§ Do this:
Copy each line of the records that contains the word "when".

§ Task data:
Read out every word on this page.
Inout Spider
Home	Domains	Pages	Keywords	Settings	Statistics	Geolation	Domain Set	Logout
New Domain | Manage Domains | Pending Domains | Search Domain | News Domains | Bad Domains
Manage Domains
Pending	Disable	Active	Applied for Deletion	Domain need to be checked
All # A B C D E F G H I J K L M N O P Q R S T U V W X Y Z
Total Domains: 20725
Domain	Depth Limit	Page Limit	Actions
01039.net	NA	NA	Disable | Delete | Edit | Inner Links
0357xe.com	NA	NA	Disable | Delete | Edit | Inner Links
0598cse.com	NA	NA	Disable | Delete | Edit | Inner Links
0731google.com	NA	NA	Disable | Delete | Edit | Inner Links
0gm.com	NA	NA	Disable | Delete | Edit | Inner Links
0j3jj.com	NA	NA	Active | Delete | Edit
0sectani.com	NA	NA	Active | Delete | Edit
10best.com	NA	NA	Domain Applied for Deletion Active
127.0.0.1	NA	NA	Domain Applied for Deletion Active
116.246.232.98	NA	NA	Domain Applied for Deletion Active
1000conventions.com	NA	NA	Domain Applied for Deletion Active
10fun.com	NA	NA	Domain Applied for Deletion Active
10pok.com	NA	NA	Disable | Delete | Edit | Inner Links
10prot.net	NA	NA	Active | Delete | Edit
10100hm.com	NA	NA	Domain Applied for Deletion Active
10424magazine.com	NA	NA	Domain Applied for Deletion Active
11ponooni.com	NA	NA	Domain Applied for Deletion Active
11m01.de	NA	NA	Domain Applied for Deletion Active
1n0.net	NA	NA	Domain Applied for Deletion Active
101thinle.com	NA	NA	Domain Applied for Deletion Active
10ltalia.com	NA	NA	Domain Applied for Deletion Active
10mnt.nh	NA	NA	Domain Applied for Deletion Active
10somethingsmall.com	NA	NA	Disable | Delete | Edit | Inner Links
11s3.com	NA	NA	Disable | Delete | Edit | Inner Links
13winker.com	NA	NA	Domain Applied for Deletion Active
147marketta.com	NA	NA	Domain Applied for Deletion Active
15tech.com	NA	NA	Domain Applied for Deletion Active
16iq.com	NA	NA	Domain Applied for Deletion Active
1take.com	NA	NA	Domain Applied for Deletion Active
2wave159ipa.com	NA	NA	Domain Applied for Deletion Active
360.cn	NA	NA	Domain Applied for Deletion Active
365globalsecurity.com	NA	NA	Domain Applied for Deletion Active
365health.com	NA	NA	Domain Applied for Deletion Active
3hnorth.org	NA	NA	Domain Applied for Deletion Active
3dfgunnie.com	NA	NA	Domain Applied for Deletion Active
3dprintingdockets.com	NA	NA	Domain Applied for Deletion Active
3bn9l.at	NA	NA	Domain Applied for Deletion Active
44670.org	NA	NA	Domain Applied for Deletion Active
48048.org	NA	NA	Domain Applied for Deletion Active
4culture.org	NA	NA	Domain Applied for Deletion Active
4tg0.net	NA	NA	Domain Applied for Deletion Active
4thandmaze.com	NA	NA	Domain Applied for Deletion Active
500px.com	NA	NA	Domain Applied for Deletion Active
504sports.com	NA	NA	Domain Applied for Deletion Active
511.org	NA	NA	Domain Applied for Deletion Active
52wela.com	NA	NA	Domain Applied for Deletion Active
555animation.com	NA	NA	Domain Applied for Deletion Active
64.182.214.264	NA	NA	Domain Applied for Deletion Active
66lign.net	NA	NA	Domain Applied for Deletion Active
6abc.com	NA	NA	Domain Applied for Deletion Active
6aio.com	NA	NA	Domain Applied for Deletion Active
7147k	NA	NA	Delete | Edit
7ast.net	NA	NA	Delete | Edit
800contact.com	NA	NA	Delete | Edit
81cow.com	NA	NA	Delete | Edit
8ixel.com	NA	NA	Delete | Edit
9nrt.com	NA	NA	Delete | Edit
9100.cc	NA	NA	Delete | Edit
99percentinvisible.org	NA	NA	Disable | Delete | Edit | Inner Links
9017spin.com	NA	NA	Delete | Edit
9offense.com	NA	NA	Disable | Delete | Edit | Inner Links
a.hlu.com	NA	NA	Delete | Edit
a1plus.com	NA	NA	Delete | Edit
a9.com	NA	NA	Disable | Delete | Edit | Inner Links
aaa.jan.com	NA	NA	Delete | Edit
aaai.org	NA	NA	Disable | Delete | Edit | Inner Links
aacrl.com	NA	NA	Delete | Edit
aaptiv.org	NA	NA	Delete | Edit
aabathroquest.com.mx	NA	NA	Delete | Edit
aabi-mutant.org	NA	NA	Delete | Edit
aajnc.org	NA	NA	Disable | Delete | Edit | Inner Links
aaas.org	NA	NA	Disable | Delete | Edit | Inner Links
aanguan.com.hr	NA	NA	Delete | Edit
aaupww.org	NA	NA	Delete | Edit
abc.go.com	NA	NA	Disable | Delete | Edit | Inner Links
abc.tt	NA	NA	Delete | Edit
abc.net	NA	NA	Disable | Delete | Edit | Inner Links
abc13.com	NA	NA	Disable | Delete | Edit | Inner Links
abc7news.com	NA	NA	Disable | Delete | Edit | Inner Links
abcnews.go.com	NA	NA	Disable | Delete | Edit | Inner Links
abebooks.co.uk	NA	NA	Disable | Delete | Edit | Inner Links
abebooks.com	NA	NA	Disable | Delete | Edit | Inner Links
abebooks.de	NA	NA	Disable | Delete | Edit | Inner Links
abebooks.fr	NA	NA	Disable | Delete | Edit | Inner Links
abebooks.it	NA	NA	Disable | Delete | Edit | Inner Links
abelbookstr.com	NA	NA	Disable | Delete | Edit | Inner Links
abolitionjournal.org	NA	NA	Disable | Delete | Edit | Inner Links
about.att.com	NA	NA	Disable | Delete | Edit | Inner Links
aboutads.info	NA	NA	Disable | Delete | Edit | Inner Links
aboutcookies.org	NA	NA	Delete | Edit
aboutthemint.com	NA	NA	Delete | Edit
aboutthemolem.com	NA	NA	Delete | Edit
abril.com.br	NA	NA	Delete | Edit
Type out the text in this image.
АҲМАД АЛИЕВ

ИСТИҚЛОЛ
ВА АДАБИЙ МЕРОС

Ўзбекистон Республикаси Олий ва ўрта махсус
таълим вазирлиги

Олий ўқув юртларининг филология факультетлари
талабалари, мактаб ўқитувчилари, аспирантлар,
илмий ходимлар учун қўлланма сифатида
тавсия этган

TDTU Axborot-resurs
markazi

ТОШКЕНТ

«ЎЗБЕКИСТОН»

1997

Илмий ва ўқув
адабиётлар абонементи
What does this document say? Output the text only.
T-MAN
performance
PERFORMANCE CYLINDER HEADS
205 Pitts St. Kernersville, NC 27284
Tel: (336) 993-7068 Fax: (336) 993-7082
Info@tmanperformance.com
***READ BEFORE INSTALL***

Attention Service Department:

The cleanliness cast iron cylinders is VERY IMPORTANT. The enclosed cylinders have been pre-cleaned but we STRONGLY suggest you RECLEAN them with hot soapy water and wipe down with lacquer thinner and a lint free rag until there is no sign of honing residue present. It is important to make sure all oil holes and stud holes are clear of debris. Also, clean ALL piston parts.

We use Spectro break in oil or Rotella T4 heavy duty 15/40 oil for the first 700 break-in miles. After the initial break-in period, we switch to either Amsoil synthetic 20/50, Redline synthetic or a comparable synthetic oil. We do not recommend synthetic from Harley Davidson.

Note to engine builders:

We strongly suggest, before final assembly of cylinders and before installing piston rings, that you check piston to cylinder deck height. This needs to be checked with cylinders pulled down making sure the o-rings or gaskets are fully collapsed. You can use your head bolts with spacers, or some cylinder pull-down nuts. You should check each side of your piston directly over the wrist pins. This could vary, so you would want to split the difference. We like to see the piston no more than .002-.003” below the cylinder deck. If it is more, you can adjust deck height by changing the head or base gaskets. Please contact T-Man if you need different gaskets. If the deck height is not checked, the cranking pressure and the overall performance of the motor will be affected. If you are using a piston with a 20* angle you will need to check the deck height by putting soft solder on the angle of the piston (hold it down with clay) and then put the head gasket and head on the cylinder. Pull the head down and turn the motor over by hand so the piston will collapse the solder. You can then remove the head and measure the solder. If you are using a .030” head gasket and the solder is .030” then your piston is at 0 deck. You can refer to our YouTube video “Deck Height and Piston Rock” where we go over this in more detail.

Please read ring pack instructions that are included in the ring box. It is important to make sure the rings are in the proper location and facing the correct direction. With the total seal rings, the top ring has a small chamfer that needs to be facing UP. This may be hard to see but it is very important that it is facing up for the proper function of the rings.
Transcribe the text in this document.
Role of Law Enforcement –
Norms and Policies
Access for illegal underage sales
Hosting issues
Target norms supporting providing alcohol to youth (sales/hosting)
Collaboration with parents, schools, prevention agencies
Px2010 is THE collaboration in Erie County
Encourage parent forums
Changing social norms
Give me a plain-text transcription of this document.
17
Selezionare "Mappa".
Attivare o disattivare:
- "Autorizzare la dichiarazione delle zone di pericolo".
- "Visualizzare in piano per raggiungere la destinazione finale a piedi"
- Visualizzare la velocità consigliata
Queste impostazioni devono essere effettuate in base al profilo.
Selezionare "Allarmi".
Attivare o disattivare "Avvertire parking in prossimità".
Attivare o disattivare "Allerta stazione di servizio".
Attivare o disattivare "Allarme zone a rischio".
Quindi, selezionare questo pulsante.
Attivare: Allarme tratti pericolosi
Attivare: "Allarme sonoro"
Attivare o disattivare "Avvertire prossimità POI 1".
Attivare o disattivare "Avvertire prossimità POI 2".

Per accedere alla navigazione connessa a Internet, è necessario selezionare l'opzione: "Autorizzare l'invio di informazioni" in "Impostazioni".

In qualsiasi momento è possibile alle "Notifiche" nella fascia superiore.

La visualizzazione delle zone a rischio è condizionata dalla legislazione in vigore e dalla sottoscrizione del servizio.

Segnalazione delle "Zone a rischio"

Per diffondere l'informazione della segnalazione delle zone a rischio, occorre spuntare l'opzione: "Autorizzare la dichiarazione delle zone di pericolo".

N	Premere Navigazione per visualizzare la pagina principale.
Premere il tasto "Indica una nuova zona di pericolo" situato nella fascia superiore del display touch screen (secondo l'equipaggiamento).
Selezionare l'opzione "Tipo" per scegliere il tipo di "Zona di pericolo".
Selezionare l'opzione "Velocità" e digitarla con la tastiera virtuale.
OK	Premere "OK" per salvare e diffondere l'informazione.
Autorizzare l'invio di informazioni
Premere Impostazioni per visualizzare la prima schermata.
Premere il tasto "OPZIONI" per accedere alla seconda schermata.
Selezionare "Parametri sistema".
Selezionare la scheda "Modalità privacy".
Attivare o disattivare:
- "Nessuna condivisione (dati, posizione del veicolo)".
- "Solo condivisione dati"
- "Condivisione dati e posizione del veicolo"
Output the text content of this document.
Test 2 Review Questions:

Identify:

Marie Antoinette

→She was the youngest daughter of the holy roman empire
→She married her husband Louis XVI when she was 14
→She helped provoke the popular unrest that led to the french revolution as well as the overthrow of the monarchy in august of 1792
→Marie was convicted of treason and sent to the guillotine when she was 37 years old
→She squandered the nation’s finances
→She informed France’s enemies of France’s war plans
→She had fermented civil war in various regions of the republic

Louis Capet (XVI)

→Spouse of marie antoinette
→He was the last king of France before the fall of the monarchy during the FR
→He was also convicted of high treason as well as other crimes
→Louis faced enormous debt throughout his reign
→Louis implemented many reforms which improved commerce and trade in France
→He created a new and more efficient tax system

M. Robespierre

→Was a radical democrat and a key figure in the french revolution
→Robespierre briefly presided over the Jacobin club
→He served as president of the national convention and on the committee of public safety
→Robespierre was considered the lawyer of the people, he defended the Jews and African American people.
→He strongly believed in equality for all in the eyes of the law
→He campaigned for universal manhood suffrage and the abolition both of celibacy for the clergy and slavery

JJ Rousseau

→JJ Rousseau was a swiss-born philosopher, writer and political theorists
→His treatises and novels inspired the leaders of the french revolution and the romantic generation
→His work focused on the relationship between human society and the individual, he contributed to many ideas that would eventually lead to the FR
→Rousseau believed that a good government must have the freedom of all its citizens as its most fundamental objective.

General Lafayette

§ Solved problem:
→She married her husband Louis XVI when she was 14
→Marie was convicted of treason and sent to the guillotine when she was 37 years old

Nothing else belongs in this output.